> Exercise prompt
Please transcribe the data that follows without the pictures, keeping every word the same.

[Saved entries]
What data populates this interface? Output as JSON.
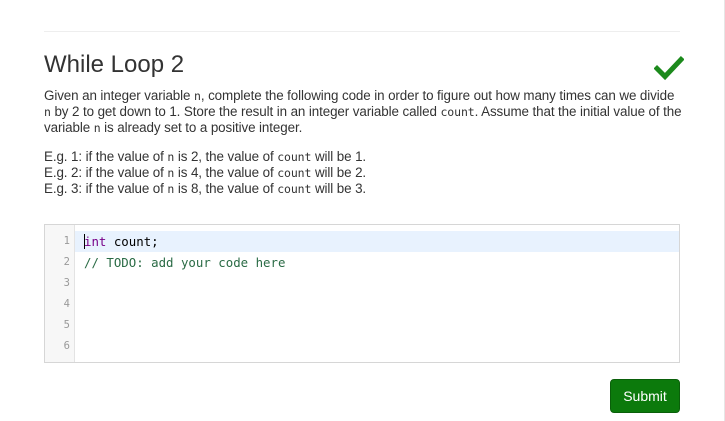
{
  "problem": {
    "title": "While Loop 2",
    "status_icon": "check-icon",
    "status_color": "#1c8a1c",
    "description": {
      "t1": "Given an integer variable ",
      "c1": "n",
      "t2": ", complete the following code in order to figure out how many times can we divide ",
      "c2": "n",
      "t3": " by 2 to get down to 1. Store the result in an integer variable called ",
      "c3": "count",
      "t4": ". Assume that the initial value of the variable ",
      "c4": "n",
      "t5": " is already set to a positive integer."
    },
    "examples": [
      {
        "prefix": "E.g. 1: if the value of ",
        "var1": "n",
        "mid": " is 2, the value of ",
        "var2": "count",
        "suffix": " will be 1."
      },
      {
        "prefix": "E.g. 2: if the value of ",
        "var1": "n",
        "mid": " is 4, the value of ",
        "var2": "count",
        "suffix": " will be 2."
      },
      {
        "prefix": "E.g. 3: if the value of ",
        "var1": "n",
        "mid": " is 8, the value of ",
        "var2": "count",
        "suffix": " will be 3."
      }
    ]
  },
  "editor": {
    "line_numbers": [
      "1",
      "2",
      "3",
      "4",
      "5",
      "6"
    ],
    "lines": [
      {
        "keyword": "int",
        "rest": " count;"
      },
      {
        "comment": "// TODO: add your code here"
      }
    ],
    "active_line_color": "#e8f2fe"
  },
  "actions": {
    "submit_label": "Submit",
    "submit_color": "#0c7a0c"
  }
}
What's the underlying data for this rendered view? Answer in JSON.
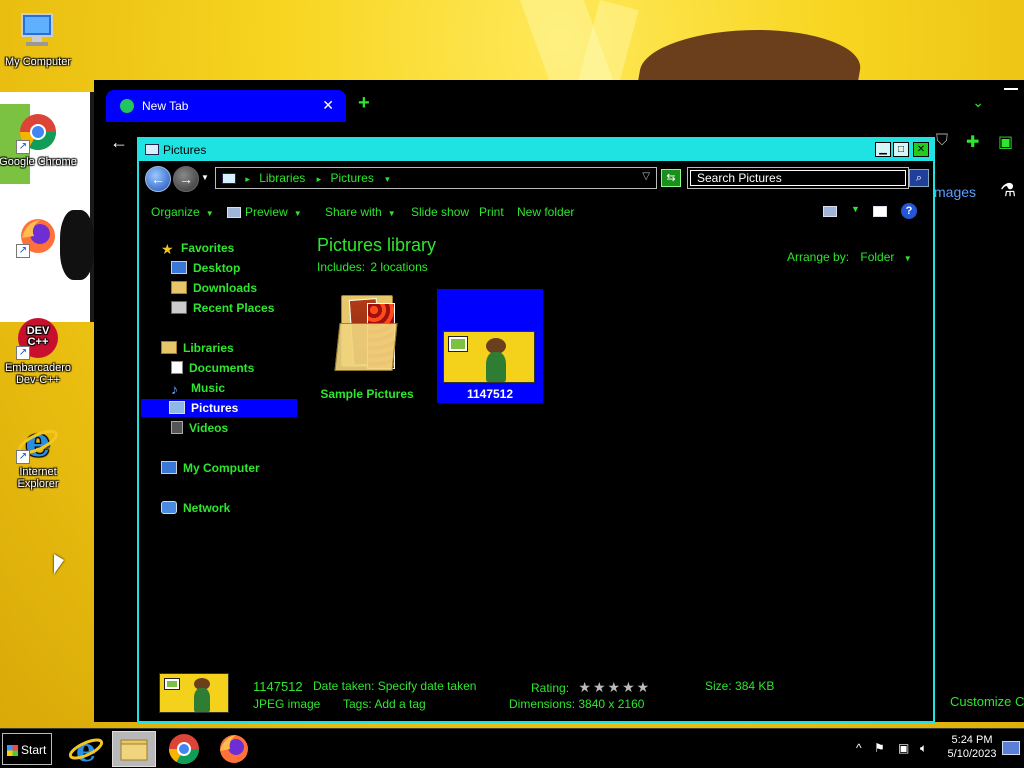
{
  "desktop": {
    "icons": [
      {
        "label": "My Computer",
        "icon": "monitor-icon"
      },
      {
        "label": "Google Chrome",
        "icon": "chrome-icon"
      },
      {
        "label": "Firefox",
        "icon": "firefox-icon"
      },
      {
        "label": "Embarcadero Dev-C++",
        "icon": "devcpp-icon"
      },
      {
        "label": "Internet Explorer",
        "icon": "ie-icon"
      }
    ],
    "devcpp_badge": "DEV C++"
  },
  "browser": {
    "tab_title": "New Tab",
    "tab_close": "✕",
    "new_tab": "+",
    "back": "←",
    "images_link": "mages",
    "customize_link": "Customize C"
  },
  "explorer": {
    "title": "Pictures",
    "controls": {
      "minimize": "▁",
      "maximize": "□",
      "close": "✕"
    },
    "address": {
      "crumbs": [
        "Libraries",
        "Pictures"
      ]
    },
    "search": {
      "placeholder": "Search Pictures"
    },
    "toolbar": {
      "organize": "Organize",
      "preview": "Preview",
      "share_with": "Share with",
      "slide_show": "Slide show",
      "print": "Print",
      "new_folder": "New folder",
      "help": "?"
    },
    "nav": {
      "favorites": "Favorites",
      "desktop": "Desktop",
      "downloads": "Downloads",
      "recent_places": "Recent Places",
      "libraries": "Libraries",
      "documents": "Documents",
      "music": "Music",
      "pictures": "Pictures",
      "videos": "Videos",
      "my_computer": "My Computer",
      "network": "Network"
    },
    "content": {
      "title": "Pictures library",
      "includes_label": "Includes:",
      "includes_value": "2 locations",
      "arrange_label": "Arrange by:",
      "arrange_value": "Folder",
      "items": [
        {
          "name": "Sample Pictures",
          "type": "folder"
        },
        {
          "name": "1147512",
          "type": "image",
          "selected": true
        }
      ]
    },
    "details": {
      "filename": "1147512",
      "filetype": "JPEG image",
      "date_taken_label": "Date taken:",
      "date_taken_value": "Specify date taken",
      "tags_label": "Tags:",
      "tags_value": "Add a tag",
      "rating_label": "Rating:",
      "rating_stars": 0,
      "rating_max": 5,
      "dimensions_label": "Dimensions:",
      "dimensions_value": "3840 x 2160",
      "size_label": "Size:",
      "size_value": "384 KB"
    }
  },
  "taskbar": {
    "start_label": "Start",
    "apps": [
      "ie-icon",
      "explorer-icon",
      "chrome-icon",
      "firefox-icon"
    ],
    "clock_time": "5:24 PM",
    "clock_date": "5/10/2023",
    "tray_overflow": "^"
  },
  "colors": {
    "accent_green": "#2ee62e",
    "title_cyan": "#1fe3e3",
    "selection_blue": "#0000ff",
    "wallpaper_yellow": "#f2cf1a"
  }
}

> Task result
What data populates this interface? Output as JSON.
{
  "problem": {
    "title": "While Loop 2",
    "status_icon": "check-icon",
    "status_color": "#1c8a1c",
    "description": {
      "t1": "Given an integer variable ",
      "c1": "n",
      "t2": ", complete the following code in order to figure out how many times can we divide ",
      "c2": "n",
      "t3": " by 2 to get down to 1. Store the result in an integer variable called ",
      "c3": "count",
      "t4": ". Assume that the initial value of the variable ",
      "c4": "n",
      "t5": " is already set to a positive integer."
    },
    "examples": [
      {
        "prefix": "E.g. 1: if the value of ",
        "var1": "n",
        "mid": " is 2, the value of ",
        "var2": "count",
        "suffix": " will be 1."
      },
      {
        "prefix": "E.g. 2: if the value of ",
        "var1": "n",
        "mid": " is 4, the value of ",
        "var2": "count",
        "suffix": " will be 2."
      },
      {
        "prefix": "E.g. 3: if the value of ",
        "var1": "n",
        "mid": " is 8, the value of ",
        "var2": "count",
        "suffix": " will be 3."
      }
    ]
  },
  "editor": {
    "line_numbers": [
      "1",
      "2",
      "3",
      "4",
      "5",
      "6"
    ],
    "lines": [
      {
        "keyword": "int",
        "rest": " count;"
      },
      {
        "comment": "// TODO: add your code here"
      }
    ],
    "active_line_color": "#e8f2fe"
  },
  "actions": {
    "submit_label": "Submit",
    "submit_color": "#0c7a0c"
  }
}
What's the underlying data for this rendered view? Answer in JSON.
{
  "desktop": {
    "icons": [
      {
        "label": "My Computer",
        "icon": "monitor-icon"
      },
      {
        "label": "Google Chrome",
        "icon": "chrome-icon"
      },
      {
        "label": "Firefox",
        "icon": "firefox-icon"
      },
      {
        "label": "Embarcadero Dev-C++",
        "icon": "devcpp-icon"
      },
      {
        "label": "Internet Explorer",
        "icon": "ie-icon"
      }
    ],
    "devcpp_badge": "DEV C++"
  },
  "browser": {
    "tab_title": "New Tab",
    "tab_close": "✕",
    "new_tab": "+",
    "back": "←",
    "images_link": "mages",
    "customize_link": "Customize C"
  },
  "explorer": {
    "title": "Pictures",
    "controls": {
      "minimize": "▁",
      "maximize": "□",
      "close": "✕"
    },
    "address": {
      "crumbs": [
        "Libraries",
        "Pictures"
      ]
    },
    "search": {
      "placeholder": "Search Pictures"
    },
    "toolbar": {
      "organize": "Organize",
      "preview": "Preview",
      "share_with": "Share with",
      "slide_show": "Slide show",
      "print": "Print",
      "new_folder": "New folder",
      "help": "?"
    },
    "nav": {
      "favorites": "Favorites",
      "desktop": "Desktop",
      "downloads": "Downloads",
      "recent_places": "Recent Places",
      "libraries": "Libraries",
      "documents": "Documents",
      "music": "Music",
      "pictures": "Pictures",
      "videos": "Videos",
      "my_computer": "My Computer",
      "network": "Network"
    },
    "content": {
      "title": "Pictures library",
      "includes_label": "Includes:",
      "includes_value": "2 locations",
      "arrange_label": "Arrange by:",
      "arrange_value": "Folder",
      "items": [
        {
          "name": "Sample Pictures",
          "type": "folder"
        },
        {
          "name": "1147512",
          "type": "image",
          "selected": true
        }
      ]
    },
    "details": {
      "filename": "1147512",
      "filetype": "JPEG image",
      "date_taken_label": "Date taken:",
      "date_taken_value": "Specify date taken",
      "tags_label": "Tags:",
      "tags_value": "Add a tag",
      "rating_label": "Rating:",
      "rating_stars": 0,
      "rating_max": 5,
      "dimensions_label": "Dimensions:",
      "dimensions_value": "3840 x 2160",
      "size_label": "Size:",
      "size_value": "384 KB"
    }
  },
  "taskbar": {
    "start_label": "Start",
    "apps": [
      "ie-icon",
      "explorer-icon",
      "chrome-icon",
      "firefox-icon"
    ],
    "clock_time": "5:24 PM",
    "clock_date": "5/10/2023",
    "tray_overflow": "^"
  },
  "colors": {
    "accent_green": "#2ee62e",
    "title_cyan": "#1fe3e3",
    "selection_blue": "#0000ff",
    "wallpaper_yellow": "#f2cf1a"
  }
}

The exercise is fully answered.